→ **EXERCISE OBJECTIVE**: Single out the lines that include the word "Benz". Copy them.

..............................

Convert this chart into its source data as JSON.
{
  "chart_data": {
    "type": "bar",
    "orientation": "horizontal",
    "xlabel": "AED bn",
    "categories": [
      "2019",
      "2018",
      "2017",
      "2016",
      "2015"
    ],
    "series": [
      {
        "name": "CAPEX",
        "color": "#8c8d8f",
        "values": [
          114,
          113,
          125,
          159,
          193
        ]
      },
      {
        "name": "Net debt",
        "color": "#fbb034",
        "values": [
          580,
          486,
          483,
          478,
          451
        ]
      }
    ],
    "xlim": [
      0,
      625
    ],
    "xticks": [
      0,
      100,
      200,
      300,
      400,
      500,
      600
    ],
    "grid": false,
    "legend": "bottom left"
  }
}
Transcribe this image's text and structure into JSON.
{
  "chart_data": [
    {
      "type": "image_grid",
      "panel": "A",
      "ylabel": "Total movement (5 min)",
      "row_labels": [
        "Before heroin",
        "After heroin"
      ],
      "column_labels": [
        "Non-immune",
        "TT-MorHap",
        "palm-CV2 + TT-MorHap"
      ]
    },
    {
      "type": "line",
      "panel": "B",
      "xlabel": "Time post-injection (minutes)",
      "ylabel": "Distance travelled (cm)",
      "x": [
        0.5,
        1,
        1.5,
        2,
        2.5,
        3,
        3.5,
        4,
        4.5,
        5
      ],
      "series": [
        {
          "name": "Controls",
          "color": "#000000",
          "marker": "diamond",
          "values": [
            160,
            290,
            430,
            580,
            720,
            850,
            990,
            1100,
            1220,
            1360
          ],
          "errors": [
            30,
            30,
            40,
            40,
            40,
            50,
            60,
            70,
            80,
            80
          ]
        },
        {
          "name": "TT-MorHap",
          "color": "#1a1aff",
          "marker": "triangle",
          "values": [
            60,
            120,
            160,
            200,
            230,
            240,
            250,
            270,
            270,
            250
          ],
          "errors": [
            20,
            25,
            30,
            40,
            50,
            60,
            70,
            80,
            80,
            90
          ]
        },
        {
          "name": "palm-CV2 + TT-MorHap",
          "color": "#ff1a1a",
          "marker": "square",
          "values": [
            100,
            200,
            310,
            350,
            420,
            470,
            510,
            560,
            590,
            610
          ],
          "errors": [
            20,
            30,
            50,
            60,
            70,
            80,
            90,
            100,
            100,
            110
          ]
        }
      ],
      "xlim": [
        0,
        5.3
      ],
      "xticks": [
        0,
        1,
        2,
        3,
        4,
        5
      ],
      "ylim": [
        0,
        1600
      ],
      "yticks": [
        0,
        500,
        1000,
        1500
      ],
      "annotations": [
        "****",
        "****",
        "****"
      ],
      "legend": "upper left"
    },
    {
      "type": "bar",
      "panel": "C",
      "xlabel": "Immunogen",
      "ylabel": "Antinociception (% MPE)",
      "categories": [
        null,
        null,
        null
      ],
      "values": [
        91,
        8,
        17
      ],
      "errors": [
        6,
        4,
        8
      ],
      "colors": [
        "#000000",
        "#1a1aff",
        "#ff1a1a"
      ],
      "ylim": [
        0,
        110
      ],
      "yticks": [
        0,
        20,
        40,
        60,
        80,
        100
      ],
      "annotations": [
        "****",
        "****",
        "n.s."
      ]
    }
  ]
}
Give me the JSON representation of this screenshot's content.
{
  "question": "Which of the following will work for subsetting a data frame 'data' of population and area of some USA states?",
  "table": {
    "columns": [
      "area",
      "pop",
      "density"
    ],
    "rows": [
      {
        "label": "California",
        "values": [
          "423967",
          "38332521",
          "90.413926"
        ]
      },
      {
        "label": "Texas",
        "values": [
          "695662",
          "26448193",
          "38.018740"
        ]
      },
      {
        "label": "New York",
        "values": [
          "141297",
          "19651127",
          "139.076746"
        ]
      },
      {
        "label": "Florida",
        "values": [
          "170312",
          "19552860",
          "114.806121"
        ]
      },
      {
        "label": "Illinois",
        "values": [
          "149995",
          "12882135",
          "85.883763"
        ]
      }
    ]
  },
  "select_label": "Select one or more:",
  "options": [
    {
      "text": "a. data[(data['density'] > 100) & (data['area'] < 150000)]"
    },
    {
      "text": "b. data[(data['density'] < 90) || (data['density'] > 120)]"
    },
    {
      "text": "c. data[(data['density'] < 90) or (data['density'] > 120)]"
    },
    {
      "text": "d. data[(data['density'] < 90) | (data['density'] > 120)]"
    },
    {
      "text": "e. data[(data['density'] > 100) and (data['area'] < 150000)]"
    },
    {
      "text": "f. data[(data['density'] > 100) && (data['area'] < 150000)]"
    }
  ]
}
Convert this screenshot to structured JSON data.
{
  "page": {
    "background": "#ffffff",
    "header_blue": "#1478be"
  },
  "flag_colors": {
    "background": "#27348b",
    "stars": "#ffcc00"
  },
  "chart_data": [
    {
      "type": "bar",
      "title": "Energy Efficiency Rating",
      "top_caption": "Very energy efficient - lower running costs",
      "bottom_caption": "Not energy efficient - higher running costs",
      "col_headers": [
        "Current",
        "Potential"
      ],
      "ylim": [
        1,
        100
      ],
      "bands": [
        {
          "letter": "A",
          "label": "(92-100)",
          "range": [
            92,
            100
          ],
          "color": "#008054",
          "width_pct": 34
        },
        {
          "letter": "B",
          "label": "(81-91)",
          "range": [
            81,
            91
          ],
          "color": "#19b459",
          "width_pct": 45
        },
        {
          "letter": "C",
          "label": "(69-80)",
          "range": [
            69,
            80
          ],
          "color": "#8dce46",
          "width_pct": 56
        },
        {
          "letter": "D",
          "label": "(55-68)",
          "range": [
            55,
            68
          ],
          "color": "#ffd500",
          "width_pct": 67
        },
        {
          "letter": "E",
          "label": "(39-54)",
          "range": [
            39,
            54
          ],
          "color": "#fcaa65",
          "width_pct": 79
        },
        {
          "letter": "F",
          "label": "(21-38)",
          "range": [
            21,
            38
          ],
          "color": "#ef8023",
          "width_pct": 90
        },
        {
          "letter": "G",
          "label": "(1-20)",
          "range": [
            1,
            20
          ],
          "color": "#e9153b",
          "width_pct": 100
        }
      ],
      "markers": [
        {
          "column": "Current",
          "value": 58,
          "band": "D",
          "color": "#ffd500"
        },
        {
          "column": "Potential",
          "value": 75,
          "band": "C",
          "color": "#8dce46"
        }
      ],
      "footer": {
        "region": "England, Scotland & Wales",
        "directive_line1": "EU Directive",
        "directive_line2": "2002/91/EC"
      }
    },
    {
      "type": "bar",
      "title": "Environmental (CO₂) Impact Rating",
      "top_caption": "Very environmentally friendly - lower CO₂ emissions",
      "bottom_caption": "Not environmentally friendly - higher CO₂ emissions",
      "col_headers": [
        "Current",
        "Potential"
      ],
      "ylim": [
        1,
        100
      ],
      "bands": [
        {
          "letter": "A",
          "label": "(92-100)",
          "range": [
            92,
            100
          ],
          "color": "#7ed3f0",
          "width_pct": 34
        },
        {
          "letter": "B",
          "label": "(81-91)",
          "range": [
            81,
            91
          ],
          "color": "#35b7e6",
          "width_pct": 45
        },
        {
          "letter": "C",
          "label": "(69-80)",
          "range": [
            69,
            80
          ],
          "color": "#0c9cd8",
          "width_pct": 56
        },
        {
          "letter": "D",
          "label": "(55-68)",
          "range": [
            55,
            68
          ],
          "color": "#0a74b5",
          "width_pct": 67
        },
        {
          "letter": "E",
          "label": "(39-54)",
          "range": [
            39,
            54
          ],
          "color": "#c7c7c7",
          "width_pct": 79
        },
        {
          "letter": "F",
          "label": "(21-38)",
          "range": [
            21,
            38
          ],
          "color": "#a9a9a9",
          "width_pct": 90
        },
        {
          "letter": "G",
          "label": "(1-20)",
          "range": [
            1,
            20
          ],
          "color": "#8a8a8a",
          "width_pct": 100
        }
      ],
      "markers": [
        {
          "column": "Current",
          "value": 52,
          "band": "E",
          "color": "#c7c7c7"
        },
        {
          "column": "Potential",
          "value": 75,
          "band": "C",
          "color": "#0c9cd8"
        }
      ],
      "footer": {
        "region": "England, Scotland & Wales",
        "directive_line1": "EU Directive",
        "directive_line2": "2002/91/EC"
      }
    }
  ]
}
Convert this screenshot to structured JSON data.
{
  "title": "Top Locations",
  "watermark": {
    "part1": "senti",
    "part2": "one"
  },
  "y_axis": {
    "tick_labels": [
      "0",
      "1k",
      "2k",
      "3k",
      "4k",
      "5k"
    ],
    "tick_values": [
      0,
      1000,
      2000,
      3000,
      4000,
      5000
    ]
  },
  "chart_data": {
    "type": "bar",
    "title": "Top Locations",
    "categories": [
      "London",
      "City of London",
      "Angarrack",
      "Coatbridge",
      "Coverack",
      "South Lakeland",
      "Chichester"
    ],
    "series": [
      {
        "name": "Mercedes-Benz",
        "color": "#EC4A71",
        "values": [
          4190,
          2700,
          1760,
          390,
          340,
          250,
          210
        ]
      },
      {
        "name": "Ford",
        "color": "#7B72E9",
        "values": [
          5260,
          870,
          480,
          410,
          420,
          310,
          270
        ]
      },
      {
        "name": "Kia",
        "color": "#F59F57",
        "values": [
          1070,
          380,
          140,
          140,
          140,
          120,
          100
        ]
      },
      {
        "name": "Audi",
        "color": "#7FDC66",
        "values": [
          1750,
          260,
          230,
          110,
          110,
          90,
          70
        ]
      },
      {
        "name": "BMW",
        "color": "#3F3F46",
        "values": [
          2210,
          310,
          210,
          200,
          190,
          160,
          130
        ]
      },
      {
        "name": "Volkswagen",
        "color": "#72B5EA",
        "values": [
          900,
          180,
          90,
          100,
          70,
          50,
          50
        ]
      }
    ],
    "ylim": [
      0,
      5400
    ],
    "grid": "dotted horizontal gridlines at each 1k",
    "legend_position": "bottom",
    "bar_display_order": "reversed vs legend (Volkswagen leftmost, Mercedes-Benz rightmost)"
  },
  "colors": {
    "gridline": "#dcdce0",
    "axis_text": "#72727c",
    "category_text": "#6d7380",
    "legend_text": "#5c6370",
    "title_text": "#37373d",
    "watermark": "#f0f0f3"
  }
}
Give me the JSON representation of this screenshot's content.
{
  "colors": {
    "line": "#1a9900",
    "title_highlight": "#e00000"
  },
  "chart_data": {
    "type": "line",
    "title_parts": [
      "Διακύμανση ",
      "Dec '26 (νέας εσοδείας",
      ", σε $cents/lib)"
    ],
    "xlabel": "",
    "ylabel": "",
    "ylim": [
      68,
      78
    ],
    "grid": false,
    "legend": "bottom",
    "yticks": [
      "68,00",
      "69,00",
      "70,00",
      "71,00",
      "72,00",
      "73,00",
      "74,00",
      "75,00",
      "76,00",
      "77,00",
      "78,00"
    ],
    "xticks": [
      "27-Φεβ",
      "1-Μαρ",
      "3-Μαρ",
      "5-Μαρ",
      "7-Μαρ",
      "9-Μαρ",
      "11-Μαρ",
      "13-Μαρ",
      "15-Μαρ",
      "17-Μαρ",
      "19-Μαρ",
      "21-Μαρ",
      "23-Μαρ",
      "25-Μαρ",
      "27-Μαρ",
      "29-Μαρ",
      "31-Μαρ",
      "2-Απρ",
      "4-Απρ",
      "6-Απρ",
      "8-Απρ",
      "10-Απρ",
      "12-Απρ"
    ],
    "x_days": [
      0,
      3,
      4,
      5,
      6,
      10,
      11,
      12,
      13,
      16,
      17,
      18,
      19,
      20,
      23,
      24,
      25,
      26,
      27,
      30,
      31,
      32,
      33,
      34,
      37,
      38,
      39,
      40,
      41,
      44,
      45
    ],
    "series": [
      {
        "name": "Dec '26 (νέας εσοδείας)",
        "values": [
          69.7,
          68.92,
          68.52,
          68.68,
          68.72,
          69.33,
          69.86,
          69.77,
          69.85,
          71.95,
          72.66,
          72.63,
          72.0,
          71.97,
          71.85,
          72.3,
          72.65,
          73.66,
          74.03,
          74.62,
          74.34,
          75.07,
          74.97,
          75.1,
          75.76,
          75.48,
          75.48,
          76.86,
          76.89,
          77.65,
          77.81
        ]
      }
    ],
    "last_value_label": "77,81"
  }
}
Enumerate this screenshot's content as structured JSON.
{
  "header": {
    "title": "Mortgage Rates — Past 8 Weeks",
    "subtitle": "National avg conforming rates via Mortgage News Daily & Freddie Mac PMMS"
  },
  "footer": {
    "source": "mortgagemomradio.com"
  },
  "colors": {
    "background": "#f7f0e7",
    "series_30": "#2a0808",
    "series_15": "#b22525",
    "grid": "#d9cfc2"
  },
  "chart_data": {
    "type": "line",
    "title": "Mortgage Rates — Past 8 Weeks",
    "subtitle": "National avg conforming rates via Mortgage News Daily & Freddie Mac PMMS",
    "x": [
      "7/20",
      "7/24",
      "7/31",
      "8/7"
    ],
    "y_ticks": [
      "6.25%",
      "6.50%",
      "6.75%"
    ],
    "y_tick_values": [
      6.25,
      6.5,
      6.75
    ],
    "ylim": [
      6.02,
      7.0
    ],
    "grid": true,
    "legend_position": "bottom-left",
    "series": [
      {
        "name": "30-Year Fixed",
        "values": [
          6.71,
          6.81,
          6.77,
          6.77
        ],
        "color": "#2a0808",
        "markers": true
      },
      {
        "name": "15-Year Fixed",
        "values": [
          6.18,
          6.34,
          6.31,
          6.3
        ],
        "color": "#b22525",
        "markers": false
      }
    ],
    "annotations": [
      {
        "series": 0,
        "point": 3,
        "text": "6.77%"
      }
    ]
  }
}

..............................

→ **OUTPUT BELOW**:
        "name": "Mercedes-Benz",
    "bar_display_order": "reversed vs legend (Volkswagen leftmost, Mercedes-Benz rightmost)"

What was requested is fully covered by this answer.